*** Block opens ***

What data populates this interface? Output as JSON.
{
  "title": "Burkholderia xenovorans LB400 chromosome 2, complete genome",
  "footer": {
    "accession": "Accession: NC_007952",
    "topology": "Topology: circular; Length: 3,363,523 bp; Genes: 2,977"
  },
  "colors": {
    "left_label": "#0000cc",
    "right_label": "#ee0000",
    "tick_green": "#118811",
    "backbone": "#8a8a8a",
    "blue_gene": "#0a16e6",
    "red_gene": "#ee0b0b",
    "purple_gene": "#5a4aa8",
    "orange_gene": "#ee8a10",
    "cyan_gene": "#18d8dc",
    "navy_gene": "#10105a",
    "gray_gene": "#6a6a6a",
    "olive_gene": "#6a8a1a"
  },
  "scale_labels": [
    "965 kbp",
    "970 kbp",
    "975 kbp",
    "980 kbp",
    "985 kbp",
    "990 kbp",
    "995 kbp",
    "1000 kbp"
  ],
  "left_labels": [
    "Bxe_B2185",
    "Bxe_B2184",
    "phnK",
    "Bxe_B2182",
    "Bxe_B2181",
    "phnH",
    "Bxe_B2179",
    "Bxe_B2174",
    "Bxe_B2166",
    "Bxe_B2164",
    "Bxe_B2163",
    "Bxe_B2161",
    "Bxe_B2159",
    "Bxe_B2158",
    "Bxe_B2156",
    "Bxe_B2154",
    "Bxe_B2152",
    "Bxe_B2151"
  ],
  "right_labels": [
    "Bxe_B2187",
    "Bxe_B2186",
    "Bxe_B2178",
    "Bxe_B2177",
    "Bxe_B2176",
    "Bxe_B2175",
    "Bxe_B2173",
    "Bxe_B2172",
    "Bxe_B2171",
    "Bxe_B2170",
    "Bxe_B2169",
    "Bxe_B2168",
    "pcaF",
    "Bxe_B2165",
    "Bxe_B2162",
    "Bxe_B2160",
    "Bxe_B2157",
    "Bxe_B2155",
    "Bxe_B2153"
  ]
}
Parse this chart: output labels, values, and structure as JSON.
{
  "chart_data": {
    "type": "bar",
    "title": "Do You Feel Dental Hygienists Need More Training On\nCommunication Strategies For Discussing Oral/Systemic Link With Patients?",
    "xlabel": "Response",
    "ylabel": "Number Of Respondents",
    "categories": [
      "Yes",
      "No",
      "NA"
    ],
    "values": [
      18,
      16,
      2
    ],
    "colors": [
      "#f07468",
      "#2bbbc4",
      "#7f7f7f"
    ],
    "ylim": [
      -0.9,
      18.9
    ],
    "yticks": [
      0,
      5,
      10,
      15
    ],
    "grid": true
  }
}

*** Block closes ***

YOUR GOAL:
Check each line of the entries, and copy the ones that contain "JSON".

ANSWER AREA:
What data populates this interface? Output as JSON.
Parse this chart: output labels, values, and structure as JSON.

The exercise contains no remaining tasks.